**Data extract**.
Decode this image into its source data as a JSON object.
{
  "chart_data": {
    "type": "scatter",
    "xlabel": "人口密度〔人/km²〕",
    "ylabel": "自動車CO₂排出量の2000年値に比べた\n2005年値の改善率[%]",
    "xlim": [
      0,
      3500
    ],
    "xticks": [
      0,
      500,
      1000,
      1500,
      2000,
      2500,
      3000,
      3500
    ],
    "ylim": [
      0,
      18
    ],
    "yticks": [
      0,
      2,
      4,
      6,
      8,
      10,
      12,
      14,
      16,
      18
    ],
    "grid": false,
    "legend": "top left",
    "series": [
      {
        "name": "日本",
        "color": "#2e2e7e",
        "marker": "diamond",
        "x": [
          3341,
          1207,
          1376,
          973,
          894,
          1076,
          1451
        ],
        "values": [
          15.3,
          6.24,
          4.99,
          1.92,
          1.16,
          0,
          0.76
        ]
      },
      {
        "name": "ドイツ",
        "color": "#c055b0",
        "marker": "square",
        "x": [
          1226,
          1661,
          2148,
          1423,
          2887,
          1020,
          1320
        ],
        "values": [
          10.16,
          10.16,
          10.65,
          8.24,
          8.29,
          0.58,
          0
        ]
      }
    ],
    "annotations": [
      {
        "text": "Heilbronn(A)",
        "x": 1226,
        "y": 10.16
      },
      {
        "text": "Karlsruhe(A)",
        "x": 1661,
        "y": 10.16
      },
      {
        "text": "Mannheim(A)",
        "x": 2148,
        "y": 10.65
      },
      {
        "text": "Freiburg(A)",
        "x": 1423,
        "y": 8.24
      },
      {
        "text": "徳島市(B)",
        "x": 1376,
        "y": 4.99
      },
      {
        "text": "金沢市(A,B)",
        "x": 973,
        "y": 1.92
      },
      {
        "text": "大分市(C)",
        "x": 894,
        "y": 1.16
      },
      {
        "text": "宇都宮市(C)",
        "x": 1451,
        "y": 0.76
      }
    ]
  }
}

**Written problem**.
Quote the data in full, keeping each word unchanged.

**In response**.
Decode this image into its source data as a JSON object.
{
  "chart_data": {
    "type": "scatter",
    "xlabel": "人口密度〔人/km²〕",
    "ylabel": "自動車CO₂排出量の2000年値に比べた\n2005年値の改善率[%]",
    "xlim": [
      0,
      3500
    ],
    "xticks": [
      0,
      500,
      1000,
      1500,
      2000,
      2500,
      3000,
      3500
    ],
    "ylim": [
      0,
      18
    ],
    "yticks": [
      0,
      2,
      4,
      6,
      8,
      10,
      12,
      14,
      16,
      18
    ],
    "grid": false,
    "legend": "top left",
    "series": [
      {
        "name": "日本",
        "color": "#2e2e7e",
        "marker": "diamond",
        "x": [
          3341,
          1207,
          1376,
          973,
          894,
          1076,
          1451
        ],
        "values": [
          15.3,
          6.24,
          4.99,
          1.92,
          1.16,
          0,
          0.76
        ]
      },
      {
        "name": "ドイツ",
        "color": "#c055b0",
        "marker": "square",
        "x": [
          1226,
          1661,
          2148,
          1423,
          2887,
          1020,
          1320
        ],
        "values": [
          10.16,
          10.16,
          10.65,
          8.24,
          8.29,
          0.58,
          0
        ]
      }
    ],
    "annotations": [
      {
        "text": "Heilbronn(A)",
        "x": 1226,
        "y": 10.16
      },
      {
        "text": "Karlsruhe(A)",
        "x": 1661,
        "y": 10.16
      },
      {
        "text": "Mannheim(A)",
        "x": 2148,
        "y": 10.65
      },
      {
        "text": "Freiburg(A)",
        "x": 1423,
        "y": 8.24
      },
      {
        "text": "徳島市(B)",
        "x": 1376,
        "y": 4.99
      },
      {
        "text": "金沢市(A,B)",
        "x": 973,
        "y": 1.92
      },
      {
        "text": "大分市(C)",
        "x": 894,
        "y": 1.16
      },
      {
        "text": "宇都宮市(C)",
        "x": 1451,
        "y": 0.76
      }
    ]
  }
}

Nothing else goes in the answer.